AIM OF THE EXERCISE: State the number of lines in these records that include the word "hall", and add nothing to it.
○ ○ ○ ○ ○
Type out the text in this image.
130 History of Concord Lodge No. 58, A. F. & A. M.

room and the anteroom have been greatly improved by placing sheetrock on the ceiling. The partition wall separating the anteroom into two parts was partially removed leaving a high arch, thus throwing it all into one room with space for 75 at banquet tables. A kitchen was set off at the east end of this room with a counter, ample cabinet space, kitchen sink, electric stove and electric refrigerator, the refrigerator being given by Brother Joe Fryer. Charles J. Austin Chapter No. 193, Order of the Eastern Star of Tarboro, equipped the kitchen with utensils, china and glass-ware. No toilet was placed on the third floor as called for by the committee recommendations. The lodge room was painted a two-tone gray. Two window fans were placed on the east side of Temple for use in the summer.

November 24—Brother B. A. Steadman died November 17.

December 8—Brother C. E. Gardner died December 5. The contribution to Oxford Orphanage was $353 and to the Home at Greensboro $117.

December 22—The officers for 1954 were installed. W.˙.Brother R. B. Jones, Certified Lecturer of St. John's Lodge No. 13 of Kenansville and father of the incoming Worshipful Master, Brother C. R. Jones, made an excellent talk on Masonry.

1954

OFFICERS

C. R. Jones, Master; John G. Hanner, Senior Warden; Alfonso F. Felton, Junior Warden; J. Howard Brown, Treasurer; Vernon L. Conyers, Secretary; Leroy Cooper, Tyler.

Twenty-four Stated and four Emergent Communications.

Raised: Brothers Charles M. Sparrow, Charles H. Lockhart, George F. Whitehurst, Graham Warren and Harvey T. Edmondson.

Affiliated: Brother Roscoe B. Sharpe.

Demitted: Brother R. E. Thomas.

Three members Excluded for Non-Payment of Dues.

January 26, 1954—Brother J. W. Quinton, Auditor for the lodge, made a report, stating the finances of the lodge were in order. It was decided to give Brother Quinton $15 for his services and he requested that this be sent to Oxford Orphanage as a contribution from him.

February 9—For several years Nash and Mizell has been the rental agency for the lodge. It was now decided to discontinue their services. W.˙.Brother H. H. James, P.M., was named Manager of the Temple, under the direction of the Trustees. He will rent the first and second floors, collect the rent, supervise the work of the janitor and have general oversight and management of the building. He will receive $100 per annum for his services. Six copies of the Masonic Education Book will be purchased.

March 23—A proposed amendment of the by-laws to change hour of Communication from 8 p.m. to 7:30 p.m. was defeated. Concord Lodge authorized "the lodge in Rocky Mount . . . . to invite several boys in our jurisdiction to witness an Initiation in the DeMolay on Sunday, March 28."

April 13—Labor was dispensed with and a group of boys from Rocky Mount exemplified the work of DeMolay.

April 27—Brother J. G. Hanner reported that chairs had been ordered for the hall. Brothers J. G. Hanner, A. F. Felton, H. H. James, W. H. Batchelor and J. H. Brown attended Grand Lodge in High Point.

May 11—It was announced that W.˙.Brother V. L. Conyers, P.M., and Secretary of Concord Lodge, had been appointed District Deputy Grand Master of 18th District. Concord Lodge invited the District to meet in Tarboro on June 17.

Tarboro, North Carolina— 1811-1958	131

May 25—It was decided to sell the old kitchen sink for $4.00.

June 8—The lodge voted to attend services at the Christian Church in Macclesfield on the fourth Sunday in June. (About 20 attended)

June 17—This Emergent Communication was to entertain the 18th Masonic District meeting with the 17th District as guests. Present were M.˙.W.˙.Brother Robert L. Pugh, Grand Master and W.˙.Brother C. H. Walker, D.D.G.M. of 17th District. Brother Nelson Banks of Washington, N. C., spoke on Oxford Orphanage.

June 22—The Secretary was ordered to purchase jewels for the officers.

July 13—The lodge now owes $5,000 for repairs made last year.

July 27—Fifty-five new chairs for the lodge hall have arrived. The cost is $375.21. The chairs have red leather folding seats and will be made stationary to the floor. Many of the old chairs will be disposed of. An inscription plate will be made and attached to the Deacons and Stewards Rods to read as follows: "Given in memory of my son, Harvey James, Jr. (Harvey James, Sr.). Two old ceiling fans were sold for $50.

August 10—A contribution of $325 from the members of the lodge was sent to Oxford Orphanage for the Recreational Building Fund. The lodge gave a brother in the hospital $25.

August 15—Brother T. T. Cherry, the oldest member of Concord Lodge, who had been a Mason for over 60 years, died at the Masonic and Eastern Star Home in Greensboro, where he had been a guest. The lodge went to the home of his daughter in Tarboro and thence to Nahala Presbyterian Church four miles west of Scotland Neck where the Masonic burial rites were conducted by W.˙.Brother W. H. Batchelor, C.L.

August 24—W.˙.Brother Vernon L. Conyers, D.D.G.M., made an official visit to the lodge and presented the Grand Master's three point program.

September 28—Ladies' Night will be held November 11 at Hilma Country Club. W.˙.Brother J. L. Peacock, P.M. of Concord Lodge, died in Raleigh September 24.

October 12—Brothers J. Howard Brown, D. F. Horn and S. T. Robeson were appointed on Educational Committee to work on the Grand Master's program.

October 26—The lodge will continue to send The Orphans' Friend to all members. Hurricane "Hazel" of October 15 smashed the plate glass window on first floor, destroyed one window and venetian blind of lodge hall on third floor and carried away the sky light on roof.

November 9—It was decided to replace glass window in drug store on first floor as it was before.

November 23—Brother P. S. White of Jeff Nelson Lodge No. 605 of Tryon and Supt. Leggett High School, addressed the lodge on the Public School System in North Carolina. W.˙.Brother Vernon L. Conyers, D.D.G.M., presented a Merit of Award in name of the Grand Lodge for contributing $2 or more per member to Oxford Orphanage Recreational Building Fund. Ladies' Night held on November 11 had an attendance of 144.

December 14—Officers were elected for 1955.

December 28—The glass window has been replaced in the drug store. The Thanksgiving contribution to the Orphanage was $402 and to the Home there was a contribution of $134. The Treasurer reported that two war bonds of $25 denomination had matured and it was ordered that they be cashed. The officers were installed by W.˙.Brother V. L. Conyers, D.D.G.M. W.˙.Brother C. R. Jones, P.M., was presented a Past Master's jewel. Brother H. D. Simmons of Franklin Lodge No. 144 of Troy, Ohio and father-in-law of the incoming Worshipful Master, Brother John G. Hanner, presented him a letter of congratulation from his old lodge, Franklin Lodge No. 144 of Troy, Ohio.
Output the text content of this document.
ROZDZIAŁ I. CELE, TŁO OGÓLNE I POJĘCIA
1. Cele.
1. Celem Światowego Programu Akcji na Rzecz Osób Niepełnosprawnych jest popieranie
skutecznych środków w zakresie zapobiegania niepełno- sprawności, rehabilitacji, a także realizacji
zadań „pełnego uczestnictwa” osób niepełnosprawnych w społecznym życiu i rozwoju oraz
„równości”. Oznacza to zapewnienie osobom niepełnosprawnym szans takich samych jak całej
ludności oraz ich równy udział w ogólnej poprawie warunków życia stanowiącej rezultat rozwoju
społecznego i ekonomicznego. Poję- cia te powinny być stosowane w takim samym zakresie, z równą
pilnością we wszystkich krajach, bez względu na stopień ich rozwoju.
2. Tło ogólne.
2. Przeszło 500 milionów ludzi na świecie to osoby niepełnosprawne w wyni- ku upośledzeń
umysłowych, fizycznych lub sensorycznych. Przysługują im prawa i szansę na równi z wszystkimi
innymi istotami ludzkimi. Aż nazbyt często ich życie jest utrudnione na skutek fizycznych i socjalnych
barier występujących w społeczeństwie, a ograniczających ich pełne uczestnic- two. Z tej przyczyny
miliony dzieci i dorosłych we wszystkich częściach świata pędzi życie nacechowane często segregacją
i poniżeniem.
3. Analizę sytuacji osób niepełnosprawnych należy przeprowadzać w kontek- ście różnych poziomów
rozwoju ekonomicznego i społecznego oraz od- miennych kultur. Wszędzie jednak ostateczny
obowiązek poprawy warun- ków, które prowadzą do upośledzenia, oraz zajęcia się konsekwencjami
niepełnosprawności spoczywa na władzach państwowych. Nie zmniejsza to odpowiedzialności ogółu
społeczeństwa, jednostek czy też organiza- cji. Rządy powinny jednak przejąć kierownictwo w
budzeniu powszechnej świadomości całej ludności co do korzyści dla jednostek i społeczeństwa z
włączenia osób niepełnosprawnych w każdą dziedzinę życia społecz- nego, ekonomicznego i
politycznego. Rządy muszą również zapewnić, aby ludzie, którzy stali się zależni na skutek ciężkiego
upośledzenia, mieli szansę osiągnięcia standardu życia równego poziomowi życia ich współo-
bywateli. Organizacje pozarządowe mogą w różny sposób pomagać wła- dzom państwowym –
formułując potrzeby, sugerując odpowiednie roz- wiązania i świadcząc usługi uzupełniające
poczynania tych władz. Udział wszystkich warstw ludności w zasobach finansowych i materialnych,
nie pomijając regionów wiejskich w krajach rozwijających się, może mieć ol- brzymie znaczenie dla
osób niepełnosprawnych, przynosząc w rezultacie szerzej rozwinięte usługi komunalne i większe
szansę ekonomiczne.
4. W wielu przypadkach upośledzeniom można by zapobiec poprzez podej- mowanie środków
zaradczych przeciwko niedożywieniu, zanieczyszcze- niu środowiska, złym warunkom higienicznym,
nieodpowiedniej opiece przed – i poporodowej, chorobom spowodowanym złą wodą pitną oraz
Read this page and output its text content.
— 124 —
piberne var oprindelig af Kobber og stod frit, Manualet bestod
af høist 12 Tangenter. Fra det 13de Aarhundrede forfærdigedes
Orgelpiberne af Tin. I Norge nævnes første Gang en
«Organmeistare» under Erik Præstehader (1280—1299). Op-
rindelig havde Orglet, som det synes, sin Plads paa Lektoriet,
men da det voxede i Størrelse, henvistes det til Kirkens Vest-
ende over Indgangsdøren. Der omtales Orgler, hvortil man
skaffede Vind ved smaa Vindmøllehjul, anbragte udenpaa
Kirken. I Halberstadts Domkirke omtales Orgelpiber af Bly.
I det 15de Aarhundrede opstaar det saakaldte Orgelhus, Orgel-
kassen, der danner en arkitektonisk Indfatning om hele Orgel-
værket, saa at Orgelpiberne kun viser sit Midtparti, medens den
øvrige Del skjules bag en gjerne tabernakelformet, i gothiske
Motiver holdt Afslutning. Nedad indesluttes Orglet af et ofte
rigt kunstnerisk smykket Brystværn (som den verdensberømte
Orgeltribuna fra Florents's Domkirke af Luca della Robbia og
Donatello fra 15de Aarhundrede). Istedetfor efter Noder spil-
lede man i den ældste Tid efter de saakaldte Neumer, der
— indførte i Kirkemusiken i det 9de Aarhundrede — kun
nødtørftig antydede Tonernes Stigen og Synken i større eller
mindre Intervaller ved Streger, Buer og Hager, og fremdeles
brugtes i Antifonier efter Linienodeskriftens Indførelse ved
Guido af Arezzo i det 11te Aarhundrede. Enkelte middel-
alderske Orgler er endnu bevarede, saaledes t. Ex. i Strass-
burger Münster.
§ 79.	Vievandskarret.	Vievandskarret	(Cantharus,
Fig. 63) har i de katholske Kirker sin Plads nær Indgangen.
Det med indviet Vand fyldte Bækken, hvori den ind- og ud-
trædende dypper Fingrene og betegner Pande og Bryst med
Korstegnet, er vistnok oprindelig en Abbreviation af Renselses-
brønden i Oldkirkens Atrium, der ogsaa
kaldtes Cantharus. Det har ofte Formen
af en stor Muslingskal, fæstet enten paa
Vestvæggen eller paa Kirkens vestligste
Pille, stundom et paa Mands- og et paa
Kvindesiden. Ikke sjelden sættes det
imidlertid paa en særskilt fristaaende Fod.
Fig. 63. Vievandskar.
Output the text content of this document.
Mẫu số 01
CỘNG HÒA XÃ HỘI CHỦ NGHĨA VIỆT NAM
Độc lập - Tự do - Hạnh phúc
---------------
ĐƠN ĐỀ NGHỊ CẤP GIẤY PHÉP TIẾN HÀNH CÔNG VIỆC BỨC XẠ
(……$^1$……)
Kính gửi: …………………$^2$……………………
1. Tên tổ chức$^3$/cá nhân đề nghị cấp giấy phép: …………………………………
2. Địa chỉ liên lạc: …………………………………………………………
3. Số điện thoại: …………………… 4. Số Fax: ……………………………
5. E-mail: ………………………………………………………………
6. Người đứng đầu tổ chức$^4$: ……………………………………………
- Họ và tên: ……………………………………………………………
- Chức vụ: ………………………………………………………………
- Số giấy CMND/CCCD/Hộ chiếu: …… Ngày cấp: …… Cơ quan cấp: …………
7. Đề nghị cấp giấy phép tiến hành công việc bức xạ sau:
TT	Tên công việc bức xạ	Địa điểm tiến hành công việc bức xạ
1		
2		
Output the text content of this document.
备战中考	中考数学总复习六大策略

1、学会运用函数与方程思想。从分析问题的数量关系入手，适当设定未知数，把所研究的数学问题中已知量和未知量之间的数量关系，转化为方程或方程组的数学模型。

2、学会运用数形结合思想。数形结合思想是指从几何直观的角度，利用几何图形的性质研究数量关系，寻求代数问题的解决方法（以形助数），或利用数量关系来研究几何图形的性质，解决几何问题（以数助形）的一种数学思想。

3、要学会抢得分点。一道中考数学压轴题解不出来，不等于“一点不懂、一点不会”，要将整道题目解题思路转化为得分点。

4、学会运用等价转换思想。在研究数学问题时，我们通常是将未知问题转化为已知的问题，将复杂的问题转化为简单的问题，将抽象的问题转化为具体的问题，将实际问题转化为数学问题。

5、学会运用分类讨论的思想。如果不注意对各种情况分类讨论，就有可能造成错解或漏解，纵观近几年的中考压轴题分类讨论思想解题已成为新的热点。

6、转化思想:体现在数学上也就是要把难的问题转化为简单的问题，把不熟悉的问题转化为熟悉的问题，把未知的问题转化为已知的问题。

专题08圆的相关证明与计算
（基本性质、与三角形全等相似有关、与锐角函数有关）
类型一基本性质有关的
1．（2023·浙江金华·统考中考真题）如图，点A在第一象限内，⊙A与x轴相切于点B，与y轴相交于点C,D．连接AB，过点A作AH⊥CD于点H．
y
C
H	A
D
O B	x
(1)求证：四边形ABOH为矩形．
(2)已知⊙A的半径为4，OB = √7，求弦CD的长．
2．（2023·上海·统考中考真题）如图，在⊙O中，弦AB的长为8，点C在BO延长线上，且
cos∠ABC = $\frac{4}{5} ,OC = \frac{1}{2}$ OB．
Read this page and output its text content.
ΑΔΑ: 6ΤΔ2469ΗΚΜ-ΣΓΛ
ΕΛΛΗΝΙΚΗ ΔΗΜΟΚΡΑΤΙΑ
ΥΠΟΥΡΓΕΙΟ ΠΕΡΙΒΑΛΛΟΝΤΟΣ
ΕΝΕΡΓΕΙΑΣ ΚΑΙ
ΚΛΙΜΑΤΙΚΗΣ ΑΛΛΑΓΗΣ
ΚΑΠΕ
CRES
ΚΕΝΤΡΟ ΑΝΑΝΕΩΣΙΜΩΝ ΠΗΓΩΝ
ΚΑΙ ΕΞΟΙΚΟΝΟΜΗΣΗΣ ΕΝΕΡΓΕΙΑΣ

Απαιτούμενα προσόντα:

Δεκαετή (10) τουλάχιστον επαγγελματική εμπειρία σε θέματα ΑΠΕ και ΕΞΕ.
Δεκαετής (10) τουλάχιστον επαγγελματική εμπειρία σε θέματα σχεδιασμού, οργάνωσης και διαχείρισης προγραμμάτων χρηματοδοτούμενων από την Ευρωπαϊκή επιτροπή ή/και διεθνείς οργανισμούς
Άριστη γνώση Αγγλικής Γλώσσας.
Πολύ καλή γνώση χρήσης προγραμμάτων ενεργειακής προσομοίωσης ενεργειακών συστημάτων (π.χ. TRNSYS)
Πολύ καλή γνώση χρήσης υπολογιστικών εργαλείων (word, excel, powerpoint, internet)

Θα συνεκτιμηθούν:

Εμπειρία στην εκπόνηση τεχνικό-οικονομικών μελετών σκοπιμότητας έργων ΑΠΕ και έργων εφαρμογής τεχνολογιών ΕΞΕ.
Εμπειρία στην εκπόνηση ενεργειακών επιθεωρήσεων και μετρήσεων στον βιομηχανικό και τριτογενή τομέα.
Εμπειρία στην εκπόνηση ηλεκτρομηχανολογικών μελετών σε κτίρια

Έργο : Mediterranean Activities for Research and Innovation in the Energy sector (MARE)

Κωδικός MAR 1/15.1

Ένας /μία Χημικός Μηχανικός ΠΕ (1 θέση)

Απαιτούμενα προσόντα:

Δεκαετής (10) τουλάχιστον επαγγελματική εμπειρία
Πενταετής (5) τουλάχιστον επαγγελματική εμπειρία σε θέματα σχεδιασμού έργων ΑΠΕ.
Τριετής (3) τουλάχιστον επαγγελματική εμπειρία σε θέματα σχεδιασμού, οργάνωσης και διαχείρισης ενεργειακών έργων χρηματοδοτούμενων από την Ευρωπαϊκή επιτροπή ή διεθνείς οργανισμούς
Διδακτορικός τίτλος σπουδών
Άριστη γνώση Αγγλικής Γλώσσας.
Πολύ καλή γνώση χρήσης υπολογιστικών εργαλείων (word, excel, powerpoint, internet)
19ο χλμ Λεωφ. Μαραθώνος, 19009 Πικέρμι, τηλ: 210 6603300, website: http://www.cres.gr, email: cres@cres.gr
○ ○ ○ ○ ○
CORRECT ANSWER: 3